[Stored items from a collection]

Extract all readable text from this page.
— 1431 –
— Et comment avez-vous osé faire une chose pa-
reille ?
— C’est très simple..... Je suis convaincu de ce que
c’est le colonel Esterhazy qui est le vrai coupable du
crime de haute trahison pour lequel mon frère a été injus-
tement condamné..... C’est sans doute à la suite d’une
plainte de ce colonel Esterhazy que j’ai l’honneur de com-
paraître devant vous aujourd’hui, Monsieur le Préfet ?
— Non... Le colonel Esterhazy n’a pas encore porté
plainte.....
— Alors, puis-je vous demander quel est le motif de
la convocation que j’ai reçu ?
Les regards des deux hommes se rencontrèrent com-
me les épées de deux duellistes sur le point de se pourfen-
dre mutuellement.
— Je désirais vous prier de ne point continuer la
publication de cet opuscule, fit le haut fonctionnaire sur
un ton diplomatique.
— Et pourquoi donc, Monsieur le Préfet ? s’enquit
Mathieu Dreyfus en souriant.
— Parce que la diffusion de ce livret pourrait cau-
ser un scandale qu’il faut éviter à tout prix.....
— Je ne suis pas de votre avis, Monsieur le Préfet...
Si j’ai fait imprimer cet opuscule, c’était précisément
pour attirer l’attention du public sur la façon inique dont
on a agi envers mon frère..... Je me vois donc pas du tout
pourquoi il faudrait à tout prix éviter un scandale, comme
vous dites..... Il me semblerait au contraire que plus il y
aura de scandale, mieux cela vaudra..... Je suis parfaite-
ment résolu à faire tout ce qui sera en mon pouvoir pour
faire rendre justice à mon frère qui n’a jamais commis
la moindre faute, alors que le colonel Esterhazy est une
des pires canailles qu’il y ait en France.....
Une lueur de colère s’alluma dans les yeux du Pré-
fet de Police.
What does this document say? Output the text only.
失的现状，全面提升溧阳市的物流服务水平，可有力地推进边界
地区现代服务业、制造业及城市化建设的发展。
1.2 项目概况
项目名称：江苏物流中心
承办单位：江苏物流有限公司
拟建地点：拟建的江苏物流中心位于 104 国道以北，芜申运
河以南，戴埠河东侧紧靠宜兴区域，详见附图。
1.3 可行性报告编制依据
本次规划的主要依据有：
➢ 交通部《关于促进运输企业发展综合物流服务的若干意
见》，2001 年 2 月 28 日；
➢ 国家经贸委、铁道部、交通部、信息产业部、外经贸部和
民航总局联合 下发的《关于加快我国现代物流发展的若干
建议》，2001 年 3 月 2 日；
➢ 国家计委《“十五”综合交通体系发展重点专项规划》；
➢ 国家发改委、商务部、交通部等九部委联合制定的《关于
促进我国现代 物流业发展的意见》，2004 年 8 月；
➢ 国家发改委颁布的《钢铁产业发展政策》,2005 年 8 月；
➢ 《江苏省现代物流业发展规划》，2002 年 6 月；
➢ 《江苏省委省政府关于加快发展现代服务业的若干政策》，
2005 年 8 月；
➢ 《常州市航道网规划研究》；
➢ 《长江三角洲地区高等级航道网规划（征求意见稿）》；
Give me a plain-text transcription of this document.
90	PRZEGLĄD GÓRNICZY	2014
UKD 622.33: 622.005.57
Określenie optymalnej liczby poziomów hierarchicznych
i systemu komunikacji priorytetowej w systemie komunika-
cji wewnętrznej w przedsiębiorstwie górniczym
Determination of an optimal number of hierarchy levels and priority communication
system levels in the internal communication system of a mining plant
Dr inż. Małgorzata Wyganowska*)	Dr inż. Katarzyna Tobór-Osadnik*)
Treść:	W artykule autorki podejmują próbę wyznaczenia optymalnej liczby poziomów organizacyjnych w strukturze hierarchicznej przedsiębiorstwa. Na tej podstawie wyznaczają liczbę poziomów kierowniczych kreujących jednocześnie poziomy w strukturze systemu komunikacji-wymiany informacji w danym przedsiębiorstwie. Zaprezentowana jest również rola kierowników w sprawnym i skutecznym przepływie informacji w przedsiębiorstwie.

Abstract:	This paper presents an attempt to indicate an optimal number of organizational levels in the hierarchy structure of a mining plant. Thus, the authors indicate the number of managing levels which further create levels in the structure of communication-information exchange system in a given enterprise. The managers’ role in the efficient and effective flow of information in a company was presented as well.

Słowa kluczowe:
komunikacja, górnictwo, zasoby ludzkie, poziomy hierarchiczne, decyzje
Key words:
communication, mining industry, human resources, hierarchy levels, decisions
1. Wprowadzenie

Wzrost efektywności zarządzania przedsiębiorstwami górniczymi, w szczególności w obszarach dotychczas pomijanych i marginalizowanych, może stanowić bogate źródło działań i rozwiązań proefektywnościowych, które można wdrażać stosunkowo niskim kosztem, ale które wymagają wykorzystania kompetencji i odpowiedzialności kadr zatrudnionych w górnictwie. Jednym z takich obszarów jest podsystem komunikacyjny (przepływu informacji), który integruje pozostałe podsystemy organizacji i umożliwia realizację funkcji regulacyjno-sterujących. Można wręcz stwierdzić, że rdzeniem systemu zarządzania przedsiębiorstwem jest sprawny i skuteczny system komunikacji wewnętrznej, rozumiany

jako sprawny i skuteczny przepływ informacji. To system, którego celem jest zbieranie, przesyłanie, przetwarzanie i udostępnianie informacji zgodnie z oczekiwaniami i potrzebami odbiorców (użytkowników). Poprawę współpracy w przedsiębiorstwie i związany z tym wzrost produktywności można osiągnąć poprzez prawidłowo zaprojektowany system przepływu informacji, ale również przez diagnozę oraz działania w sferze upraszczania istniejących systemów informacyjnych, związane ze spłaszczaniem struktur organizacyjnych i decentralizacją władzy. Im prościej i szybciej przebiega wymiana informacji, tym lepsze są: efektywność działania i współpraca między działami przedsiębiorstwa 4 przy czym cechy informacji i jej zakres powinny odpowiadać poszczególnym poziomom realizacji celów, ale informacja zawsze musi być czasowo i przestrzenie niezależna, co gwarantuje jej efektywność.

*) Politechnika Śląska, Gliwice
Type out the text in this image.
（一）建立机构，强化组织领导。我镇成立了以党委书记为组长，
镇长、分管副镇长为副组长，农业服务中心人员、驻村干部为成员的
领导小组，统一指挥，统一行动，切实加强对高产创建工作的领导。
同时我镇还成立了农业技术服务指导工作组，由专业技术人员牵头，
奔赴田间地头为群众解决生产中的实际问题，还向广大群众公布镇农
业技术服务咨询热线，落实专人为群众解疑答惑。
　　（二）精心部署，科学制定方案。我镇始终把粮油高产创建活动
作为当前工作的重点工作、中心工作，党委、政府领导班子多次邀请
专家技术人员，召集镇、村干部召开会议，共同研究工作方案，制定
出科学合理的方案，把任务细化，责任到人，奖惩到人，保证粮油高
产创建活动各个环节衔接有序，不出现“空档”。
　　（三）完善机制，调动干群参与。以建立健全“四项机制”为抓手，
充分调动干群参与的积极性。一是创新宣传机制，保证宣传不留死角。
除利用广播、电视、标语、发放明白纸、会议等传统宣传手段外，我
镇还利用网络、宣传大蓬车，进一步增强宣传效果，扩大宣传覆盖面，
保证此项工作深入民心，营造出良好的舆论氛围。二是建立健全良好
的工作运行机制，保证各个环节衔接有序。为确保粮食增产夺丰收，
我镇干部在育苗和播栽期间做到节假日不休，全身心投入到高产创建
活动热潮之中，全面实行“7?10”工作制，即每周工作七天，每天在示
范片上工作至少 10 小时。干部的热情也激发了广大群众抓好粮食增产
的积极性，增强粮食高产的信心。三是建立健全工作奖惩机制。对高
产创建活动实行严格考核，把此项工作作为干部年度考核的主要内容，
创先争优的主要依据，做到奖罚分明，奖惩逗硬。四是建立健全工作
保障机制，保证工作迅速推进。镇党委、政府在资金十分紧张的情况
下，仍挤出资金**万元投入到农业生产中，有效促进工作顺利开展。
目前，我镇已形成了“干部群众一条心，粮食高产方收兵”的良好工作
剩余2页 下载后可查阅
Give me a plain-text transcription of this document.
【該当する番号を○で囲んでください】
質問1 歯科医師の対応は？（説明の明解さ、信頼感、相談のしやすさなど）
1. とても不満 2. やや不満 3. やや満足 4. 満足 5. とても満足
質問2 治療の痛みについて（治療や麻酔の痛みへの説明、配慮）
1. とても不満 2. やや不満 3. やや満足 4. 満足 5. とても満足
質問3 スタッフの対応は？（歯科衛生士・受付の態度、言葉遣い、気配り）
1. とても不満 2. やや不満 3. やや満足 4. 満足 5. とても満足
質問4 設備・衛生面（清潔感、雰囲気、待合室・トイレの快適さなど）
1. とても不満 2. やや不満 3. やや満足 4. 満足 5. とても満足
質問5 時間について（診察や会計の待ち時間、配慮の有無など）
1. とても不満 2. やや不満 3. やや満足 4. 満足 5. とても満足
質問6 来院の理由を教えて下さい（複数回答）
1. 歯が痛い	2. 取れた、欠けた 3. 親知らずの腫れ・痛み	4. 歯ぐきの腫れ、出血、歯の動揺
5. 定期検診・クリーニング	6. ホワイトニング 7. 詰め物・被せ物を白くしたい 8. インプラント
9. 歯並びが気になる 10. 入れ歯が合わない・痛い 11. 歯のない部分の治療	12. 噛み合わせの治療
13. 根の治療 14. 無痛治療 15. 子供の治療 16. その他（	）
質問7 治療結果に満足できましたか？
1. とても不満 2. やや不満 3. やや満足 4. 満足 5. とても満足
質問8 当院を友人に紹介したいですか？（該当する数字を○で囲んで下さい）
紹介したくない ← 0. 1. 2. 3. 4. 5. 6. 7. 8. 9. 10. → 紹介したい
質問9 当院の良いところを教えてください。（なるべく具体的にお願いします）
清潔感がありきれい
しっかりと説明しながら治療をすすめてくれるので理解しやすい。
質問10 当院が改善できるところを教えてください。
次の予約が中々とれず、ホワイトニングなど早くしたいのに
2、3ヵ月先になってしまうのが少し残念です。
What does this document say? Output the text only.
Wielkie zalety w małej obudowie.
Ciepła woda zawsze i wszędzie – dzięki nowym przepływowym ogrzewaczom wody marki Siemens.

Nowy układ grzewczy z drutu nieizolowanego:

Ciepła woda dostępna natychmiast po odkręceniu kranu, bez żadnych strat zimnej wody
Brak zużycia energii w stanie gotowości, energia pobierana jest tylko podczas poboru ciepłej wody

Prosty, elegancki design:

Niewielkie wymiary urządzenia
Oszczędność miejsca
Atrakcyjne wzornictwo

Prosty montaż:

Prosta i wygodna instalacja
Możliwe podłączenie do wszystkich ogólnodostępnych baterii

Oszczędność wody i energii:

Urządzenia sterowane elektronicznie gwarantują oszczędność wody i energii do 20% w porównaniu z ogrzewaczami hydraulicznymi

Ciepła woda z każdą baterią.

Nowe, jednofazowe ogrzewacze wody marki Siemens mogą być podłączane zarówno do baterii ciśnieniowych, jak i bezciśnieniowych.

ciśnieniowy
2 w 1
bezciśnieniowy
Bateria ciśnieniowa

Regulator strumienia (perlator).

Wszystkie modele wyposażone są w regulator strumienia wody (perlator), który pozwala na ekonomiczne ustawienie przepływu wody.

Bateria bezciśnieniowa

* **Directions**
Pull out every line containing "poziomy".

* **Answer**
Treść:	W artykule autorki podejmują próbę wyznaczenia optymalnej liczby poziomów organizacyjnych w strukturze hierarchicznej przedsiębiorstwa. Na tej podstawie wyznaczają liczbę poziomów kierowniczych kreujących jednocześnie poziomy w strukturze systemu komunikacji-wymiany informacji w danym przedsiębiorstwie. Zaprezentowana jest również rola kierowników w sprawnym i skutecznym przepływie informacji w przedsiębiorstwie.
komunikacja, górnictwo, zasoby ludzkie, poziomy hierarchiczne, decyzje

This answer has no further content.